**Set task:** Go through the entries and transcribe each one exactly, dropping the pictures.

┄┄┄┄┄┄┄┄┄┄┄┄┄┄┄┄┄┄┄┄

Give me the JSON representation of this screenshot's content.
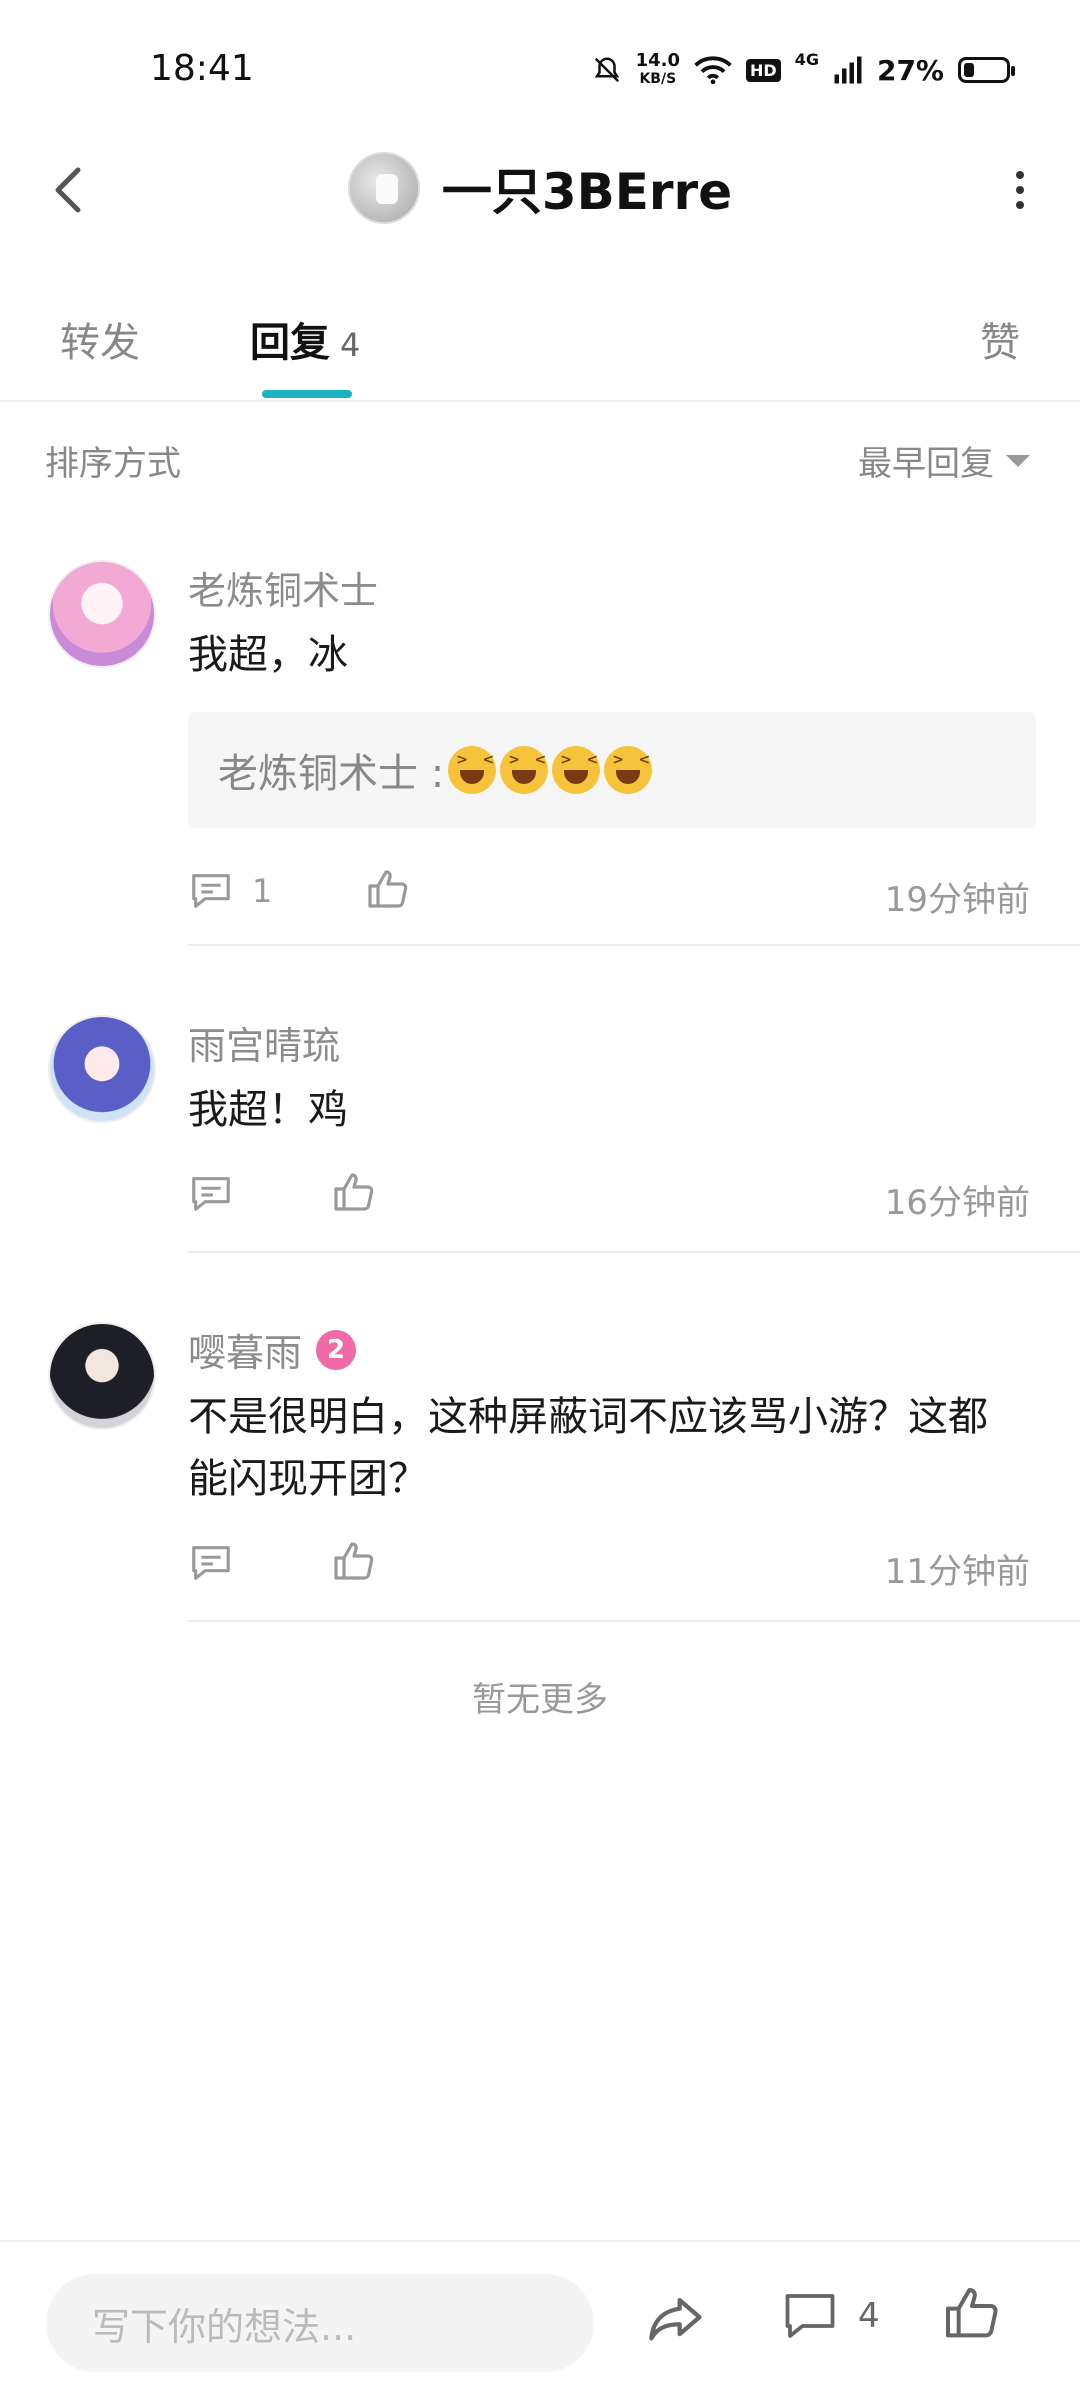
{
  "status_bar": {
    "time": "18:41",
    "net_speed_value": "14.0",
    "net_speed_unit": "KB/S",
    "hd": "HD",
    "network": "4G",
    "battery": "27%"
  },
  "header": {
    "title": "一只3BErre"
  },
  "tabs": {
    "forward": "转发",
    "reply": "回复",
    "reply_count": "4",
    "like": "赞"
  },
  "sort": {
    "label": "排序方式",
    "value": "最早回复"
  },
  "comments": [
    {
      "name": "老炼铜术士",
      "text": "我超，冰",
      "quote_author": "老炼铜术士 :",
      "reply_count": "1",
      "time": "19分钟前"
    },
    {
      "name": "雨宫晴琉",
      "text": "我超！鸡",
      "time": "16分钟前"
    },
    {
      "name": "嘤暮雨",
      "badge": "2",
      "text_line1": "不是很明白，这种屏蔽词不应该骂小游？这都",
      "text_line2": "能闪现开团？",
      "time": "11分钟前"
    }
  ],
  "footer_note": "暂无更多",
  "bottom_bar": {
    "placeholder": "写下你的想法...",
    "comment_count": "4"
  },
  "colors": {
    "accent": "#1bb2c3",
    "badge": "#f06aa6"
  }
}
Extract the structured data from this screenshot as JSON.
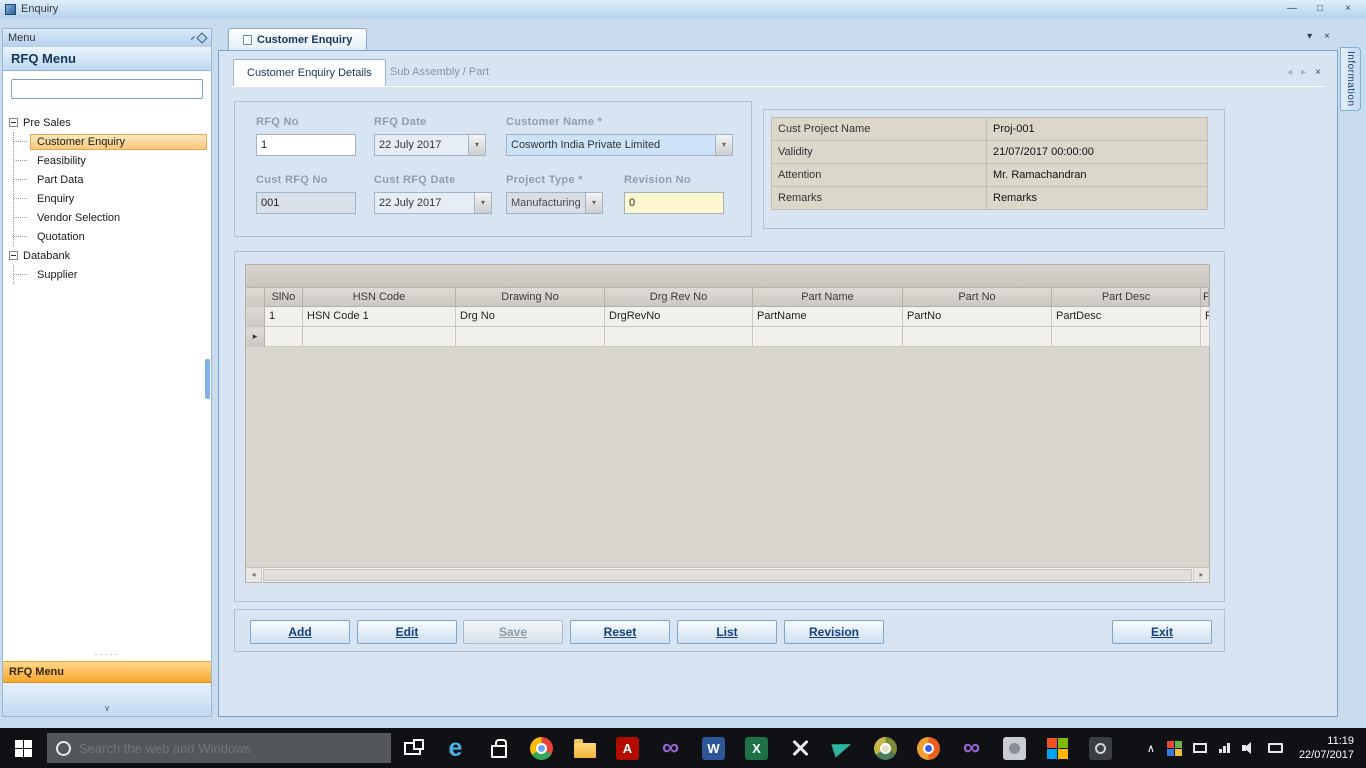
{
  "window": {
    "title": "Enquiry"
  },
  "icons": {
    "minimize": "—",
    "maximize": "□",
    "close": "×",
    "dropdown": "▾",
    "nav_left": "◂",
    "nav_right": "▸",
    "chevron_up": "∧",
    "chevron_down": "∨",
    "row_marker": "▸",
    "scroll_left": "◂",
    "scroll_right": "▸",
    "grip_dots": "·····",
    "edge": "e",
    "acrobat": "A",
    "word": "W",
    "excel": "X",
    "visual_studio": "∞"
  },
  "sidebar": {
    "caption": "Menu",
    "title": "RFQ Menu",
    "search_value": "",
    "tree": [
      {
        "label": "Pre Sales"
      },
      {
        "label": "Customer Enquiry"
      },
      {
        "label": "Feasibility"
      },
      {
        "label": "Part Data"
      },
      {
        "label": "Enquiry"
      },
      {
        "label": "Vendor Selection"
      },
      {
        "label": "Quotation"
      },
      {
        "label": "Databank"
      },
      {
        "label": "Supplier"
      }
    ],
    "bottom_bar": "RFQ Menu"
  },
  "tabs": {
    "document": "Customer Enquiry",
    "detail": "Customer Enquiry Details",
    "sub": "Sub Assembly / Part",
    "side": "Information"
  },
  "form": {
    "rfq_no": {
      "label": "RFQ No",
      "value": "1"
    },
    "rfq_date": {
      "label": "RFQ Date",
      "value": "22 July 2017"
    },
    "customer_name": {
      "label": "Customer Name *",
      "value": "Cosworth India Private Limited"
    },
    "cust_rfq_no": {
      "label": "Cust RFQ No",
      "value": "001"
    },
    "cust_rfq_date": {
      "label": "Cust RFQ Date",
      "value": "22 July 2017"
    },
    "project_type": {
      "label": "Project Type *",
      "value": "Manufacturing"
    },
    "revision_no": {
      "label": "Revision No",
      "value": "0"
    }
  },
  "info": {
    "rows": [
      {
        "label": "Cust Project Name",
        "value": "Proj-001"
      },
      {
        "label": "Validity",
        "value": "21/07/2017 00:00:00"
      },
      {
        "label": "Attention",
        "value": "Mr. Ramachandran"
      },
      {
        "label": "Remarks",
        "value": "Remarks"
      }
    ]
  },
  "grid": {
    "columns": [
      "SlNo",
      "HSN Code",
      "Drawing No",
      "Drg Rev No",
      "Part Name",
      "Part No",
      "Part Desc",
      "P"
    ],
    "rows": [
      {
        "cells": [
          "1",
          "HSN Code 1",
          "Drg No",
          "DrgRevNo",
          "PartName",
          "PartNo",
          "PartDesc",
          "P"
        ]
      }
    ]
  },
  "actions": [
    {
      "label": "Add"
    },
    {
      "label": "Edit"
    },
    {
      "label": "Save"
    },
    {
      "label": "Reset"
    },
    {
      "label": "List"
    },
    {
      "label": "Revision"
    },
    {
      "label": "Exit"
    }
  ],
  "taskbar": {
    "search_placeholder": "Search the web and Windows",
    "time": "11:19",
    "date": "22/07/2017"
  }
}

┄┄┄┄┄┄┄┄┄┄┄┄┄┄┄┄┄┄┄┄

**Complete response:**
Give me the JSON representation of this screenshot's content.
{
  "status_bar": {
    "time": "18:41",
    "net_speed_value": "14.0",
    "net_speed_unit": "KB/S",
    "hd": "HD",
    "network": "4G",
    "battery": "27%"
  },
  "header": {
    "title": "一只3BErre"
  },
  "tabs": {
    "forward": "转发",
    "reply": "回复",
    "reply_count": "4",
    "like": "赞"
  },
  "sort": {
    "label": "排序方式",
    "value": "最早回复"
  },
  "comments": [
    {
      "name": "老炼铜术士",
      "text": "我超，冰",
      "quote_author": "老炼铜术士 :",
      "reply_count": "1",
      "time": "19分钟前"
    },
    {
      "name": "雨宫晴琉",
      "text": "我超！鸡",
      "time": "16分钟前"
    },
    {
      "name": "嘤暮雨",
      "badge": "2",
      "text_line1": "不是很明白，这种屏蔽词不应该骂小游？这都",
      "text_line2": "能闪现开团？",
      "time": "11分钟前"
    }
  ],
  "footer_note": "暂无更多",
  "bottom_bar": {
    "placeholder": "写下你的想法...",
    "comment_count": "4"
  },
  "colors": {
    "accent": "#1bb2c3",
    "badge": "#f06aa6"
  }
}
Extract the structured data from this screenshot as JSON.
{
  "window": {
    "title": "Enquiry"
  },
  "icons": {
    "minimize": "—",
    "maximize": "□",
    "close": "×",
    "dropdown": "▾",
    "nav_left": "◂",
    "nav_right": "▸",
    "chevron_up": "∧",
    "chevron_down": "∨",
    "row_marker": "▸",
    "scroll_left": "◂",
    "scroll_right": "▸",
    "grip_dots": "·····",
    "edge": "e",
    "acrobat": "A",
    "word": "W",
    "excel": "X",
    "visual_studio": "∞"
  },
  "sidebar": {
    "caption": "Menu",
    "title": "RFQ Menu",
    "search_value": "",
    "tree": [
      {
        "label": "Pre Sales"
      },
      {
        "label": "Customer Enquiry"
      },
      {
        "label": "Feasibility"
      },
      {
        "label": "Part Data"
      },
      {
        "label": "Enquiry"
      },
      {
        "label": "Vendor Selection"
      },
      {
        "label": "Quotation"
      },
      {
        "label": "Databank"
      },
      {
        "label": "Supplier"
      }
    ],
    "bottom_bar": "RFQ Menu"
  },
  "tabs": {
    "document": "Customer Enquiry",
    "detail": "Customer Enquiry Details",
    "sub": "Sub Assembly / Part",
    "side": "Information"
  },
  "form": {
    "rfq_no": {
      "label": "RFQ No",
      "value": "1"
    },
    "rfq_date": {
      "label": "RFQ Date",
      "value": "22 July 2017"
    },
    "customer_name": {
      "label": "Customer Name *",
      "value": "Cosworth India Private Limited"
    },
    "cust_rfq_no": {
      "label": "Cust RFQ No",
      "value": "001"
    },
    "cust_rfq_date": {
      "label": "Cust RFQ Date",
      "value": "22 July 2017"
    },
    "project_type": {
      "label": "Project Type *",
      "value": "Manufacturing"
    },
    "revision_no": {
      "label": "Revision No",
      "value": "0"
    }
  },
  "info": {
    "rows": [
      {
        "label": "Cust Project Name",
        "value": "Proj-001"
      },
      {
        "label": "Validity",
        "value": "21/07/2017 00:00:00"
      },
      {
        "label": "Attention",
        "value": "Mr. Ramachandran"
      },
      {
        "label": "Remarks",
        "value": "Remarks"
      }
    ]
  },
  "grid": {
    "columns": [
      "SlNo",
      "HSN Code",
      "Drawing No",
      "Drg Rev No",
      "Part Name",
      "Part No",
      "Part Desc",
      "P"
    ],
    "rows": [
      {
        "cells": [
          "1",
          "HSN Code 1",
          "Drg No",
          "DrgRevNo",
          "PartName",
          "PartNo",
          "PartDesc",
          "P"
        ]
      }
    ]
  },
  "actions": [
    {
      "label": "Add"
    },
    {
      "label": "Edit"
    },
    {
      "label": "Save"
    },
    {
      "label": "Reset"
    },
    {
      "label": "List"
    },
    {
      "label": "Revision"
    },
    {
      "label": "Exit"
    }
  ],
  "taskbar": {
    "search_placeholder": "Search the web and Windows",
    "time": "11:19",
    "date": "22/07/2017"
  }
}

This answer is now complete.